What to do = Copy out every line that contains "color".

Exercise inputs =
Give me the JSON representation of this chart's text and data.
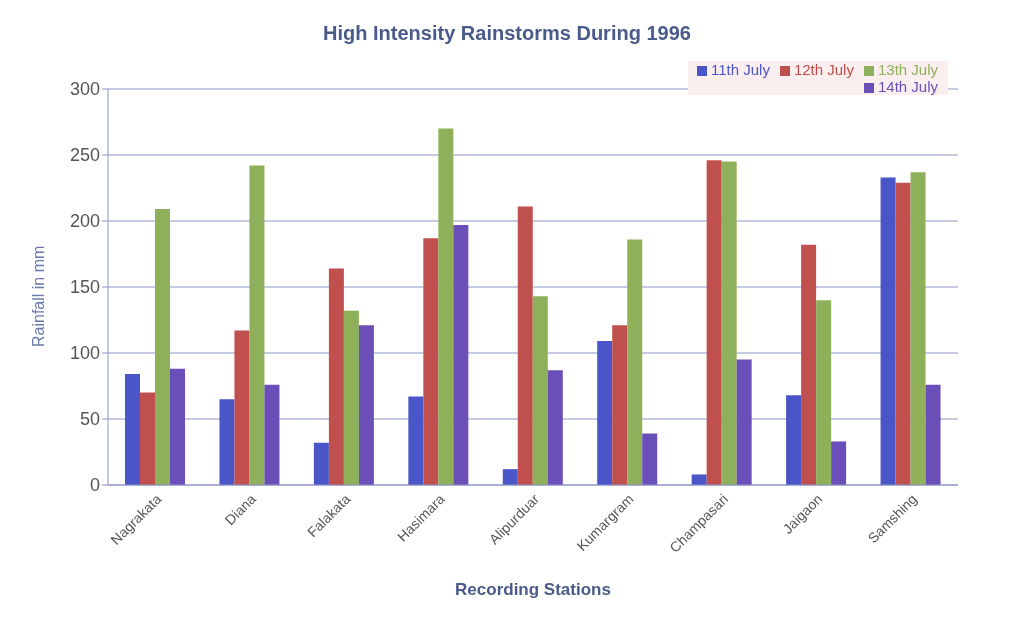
{
  "chart_data": {
    "type": "bar",
    "title": "High Intensity Rainstorms During 1996",
    "xlabel": "Recording Stations",
    "ylabel": "Rainfall in mm",
    "categories": [
      "Nagrakata",
      "Diana",
      "Falakata",
      "Hasimara",
      "Alipurduar",
      "Kumargram",
      "Champasari",
      "Jaigaon",
      "Samshing"
    ],
    "series": [
      {
        "name": "11th July",
        "color": "#4a55c8",
        "values": [
          84,
          65,
          32,
          67,
          12,
          109,
          8,
          68,
          233
        ]
      },
      {
        "name": "12th July",
        "color": "#c0504d",
        "values": [
          70,
          117,
          164,
          187,
          211,
          121,
          246,
          182,
          229
        ]
      },
      {
        "name": "13th July",
        "color": "#8fb05a",
        "values": [
          209,
          242,
          132,
          270,
          143,
          186,
          245,
          140,
          237
        ]
      },
      {
        "name": "14th July",
        "color": "#6a4fb8",
        "values": [
          88,
          76,
          121,
          197,
          87,
          39,
          95,
          33,
          76
        ]
      }
    ],
    "ylim": [
      0,
      300
    ],
    "yticks": [
      0,
      50,
      100,
      150,
      200,
      250,
      300
    ],
    "grid": "y",
    "legend": "top right"
  }
}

Result for this exercise =
        "color": "#4a55c8",
        "color": "#c0504d",
        "color": "#8fb05a",
        "color": "#6a4fb8",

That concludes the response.